§ **Description of the task**
Return only the number of lines that hold "Wildlife".

§ **Record excerpts**
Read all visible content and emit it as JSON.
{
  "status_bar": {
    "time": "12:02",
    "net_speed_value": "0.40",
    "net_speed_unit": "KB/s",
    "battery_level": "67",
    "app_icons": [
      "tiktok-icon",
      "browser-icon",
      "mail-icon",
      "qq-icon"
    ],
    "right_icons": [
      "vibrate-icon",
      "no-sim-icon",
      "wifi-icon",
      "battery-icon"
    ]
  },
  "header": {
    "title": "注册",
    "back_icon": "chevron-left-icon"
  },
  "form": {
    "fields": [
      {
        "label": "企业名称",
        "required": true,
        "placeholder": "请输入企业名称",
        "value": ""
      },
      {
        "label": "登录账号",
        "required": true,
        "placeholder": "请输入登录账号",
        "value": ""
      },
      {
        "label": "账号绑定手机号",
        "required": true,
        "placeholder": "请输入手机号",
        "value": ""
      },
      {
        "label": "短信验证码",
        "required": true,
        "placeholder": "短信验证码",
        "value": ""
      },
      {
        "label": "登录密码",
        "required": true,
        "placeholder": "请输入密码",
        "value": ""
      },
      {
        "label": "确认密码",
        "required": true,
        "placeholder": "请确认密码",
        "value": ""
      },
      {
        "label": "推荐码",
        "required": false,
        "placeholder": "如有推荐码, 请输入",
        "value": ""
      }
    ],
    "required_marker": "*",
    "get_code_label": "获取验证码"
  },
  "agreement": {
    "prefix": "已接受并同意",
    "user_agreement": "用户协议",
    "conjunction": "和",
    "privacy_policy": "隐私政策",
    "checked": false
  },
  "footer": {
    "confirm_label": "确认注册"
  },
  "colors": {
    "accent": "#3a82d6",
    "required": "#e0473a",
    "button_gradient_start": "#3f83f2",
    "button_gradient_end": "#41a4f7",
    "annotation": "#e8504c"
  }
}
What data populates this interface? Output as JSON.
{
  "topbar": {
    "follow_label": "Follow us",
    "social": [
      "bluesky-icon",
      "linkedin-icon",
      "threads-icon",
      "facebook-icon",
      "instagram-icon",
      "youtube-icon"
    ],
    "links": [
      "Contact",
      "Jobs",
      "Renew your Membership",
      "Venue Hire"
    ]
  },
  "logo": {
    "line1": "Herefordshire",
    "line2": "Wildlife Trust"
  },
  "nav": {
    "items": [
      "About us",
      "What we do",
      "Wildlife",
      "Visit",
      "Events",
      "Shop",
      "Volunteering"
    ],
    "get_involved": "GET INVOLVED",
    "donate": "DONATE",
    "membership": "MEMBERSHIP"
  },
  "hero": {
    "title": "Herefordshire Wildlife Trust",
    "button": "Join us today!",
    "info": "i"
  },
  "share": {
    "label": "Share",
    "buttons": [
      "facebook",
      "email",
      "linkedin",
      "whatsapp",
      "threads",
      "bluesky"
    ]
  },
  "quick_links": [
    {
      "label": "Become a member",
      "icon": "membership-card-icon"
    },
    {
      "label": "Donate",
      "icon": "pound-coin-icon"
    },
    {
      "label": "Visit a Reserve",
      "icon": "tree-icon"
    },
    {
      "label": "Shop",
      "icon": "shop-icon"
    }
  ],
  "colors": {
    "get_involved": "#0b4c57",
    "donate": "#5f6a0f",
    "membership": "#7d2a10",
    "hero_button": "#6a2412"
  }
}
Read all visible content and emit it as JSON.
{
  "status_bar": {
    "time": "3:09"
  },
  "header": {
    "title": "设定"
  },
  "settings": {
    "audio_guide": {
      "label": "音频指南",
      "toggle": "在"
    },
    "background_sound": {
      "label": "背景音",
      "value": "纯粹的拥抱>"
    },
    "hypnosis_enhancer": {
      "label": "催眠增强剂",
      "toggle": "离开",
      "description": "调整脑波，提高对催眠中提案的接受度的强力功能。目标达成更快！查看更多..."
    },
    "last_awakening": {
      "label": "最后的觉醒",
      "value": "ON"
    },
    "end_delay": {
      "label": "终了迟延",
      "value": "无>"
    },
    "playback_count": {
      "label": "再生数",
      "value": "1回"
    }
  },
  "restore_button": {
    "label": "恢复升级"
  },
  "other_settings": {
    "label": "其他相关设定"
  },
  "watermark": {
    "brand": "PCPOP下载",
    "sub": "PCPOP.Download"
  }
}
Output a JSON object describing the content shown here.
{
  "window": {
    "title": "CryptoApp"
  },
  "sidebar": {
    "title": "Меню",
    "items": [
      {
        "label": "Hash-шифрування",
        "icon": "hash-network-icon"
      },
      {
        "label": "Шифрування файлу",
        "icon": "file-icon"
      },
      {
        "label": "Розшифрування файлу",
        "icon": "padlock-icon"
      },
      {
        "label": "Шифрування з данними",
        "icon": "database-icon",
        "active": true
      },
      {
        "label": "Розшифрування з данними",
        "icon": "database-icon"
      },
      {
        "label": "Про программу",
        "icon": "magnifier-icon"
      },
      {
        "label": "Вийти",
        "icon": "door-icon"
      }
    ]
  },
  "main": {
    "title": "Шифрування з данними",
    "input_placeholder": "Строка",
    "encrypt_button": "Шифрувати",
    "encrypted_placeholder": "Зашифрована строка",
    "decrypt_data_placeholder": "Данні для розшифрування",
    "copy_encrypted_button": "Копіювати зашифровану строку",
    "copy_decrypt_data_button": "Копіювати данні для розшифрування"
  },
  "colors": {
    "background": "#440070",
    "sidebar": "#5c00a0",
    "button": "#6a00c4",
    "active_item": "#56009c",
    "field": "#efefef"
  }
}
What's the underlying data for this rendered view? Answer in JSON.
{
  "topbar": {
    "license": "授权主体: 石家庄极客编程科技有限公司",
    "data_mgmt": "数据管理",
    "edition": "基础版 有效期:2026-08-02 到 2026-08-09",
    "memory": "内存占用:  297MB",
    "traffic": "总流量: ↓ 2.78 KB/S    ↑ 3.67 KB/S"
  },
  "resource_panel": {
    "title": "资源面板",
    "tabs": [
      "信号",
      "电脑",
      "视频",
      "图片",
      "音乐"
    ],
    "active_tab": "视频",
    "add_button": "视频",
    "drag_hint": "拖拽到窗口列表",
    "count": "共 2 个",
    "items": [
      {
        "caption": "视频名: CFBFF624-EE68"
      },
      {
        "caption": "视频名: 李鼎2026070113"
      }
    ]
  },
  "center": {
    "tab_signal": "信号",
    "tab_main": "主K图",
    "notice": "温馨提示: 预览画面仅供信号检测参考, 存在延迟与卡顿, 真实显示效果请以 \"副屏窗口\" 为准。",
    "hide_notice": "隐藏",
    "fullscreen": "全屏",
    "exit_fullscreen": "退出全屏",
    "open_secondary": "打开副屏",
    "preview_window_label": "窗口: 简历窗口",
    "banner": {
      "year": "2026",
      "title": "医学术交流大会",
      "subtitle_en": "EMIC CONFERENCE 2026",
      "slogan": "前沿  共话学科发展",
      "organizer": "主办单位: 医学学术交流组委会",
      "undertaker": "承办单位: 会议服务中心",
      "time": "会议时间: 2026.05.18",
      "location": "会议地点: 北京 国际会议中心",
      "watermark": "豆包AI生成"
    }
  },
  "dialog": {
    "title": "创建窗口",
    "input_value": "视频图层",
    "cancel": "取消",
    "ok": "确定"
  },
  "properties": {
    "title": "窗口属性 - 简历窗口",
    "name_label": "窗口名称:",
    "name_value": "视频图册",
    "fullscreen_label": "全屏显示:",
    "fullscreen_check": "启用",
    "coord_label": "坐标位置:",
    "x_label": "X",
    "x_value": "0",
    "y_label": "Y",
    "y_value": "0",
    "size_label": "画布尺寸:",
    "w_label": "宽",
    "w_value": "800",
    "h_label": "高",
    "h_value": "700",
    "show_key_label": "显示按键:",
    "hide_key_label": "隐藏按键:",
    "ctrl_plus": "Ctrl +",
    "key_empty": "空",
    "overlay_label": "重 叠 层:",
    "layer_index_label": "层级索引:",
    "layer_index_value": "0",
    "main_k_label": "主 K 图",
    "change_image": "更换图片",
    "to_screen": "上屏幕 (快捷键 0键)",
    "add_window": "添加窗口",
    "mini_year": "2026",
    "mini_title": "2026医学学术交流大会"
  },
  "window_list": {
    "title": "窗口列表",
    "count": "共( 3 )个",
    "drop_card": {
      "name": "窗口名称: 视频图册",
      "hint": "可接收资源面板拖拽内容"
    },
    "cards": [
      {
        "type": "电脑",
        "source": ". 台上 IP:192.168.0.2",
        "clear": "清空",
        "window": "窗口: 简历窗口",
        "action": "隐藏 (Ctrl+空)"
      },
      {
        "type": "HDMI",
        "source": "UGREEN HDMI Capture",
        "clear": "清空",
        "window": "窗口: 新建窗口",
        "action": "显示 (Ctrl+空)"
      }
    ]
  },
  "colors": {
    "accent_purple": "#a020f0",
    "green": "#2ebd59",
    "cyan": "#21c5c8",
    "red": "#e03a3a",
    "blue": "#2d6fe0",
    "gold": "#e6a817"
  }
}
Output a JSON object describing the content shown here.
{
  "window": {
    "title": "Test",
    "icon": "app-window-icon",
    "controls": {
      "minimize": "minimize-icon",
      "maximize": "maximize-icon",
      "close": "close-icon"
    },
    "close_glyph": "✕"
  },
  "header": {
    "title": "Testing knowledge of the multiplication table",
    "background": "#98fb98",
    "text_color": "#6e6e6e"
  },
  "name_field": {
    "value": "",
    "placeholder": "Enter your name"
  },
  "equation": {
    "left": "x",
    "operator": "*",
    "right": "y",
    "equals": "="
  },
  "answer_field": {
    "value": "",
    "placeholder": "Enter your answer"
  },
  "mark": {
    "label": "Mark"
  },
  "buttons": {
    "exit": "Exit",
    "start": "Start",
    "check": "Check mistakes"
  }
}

§ **Task output**
3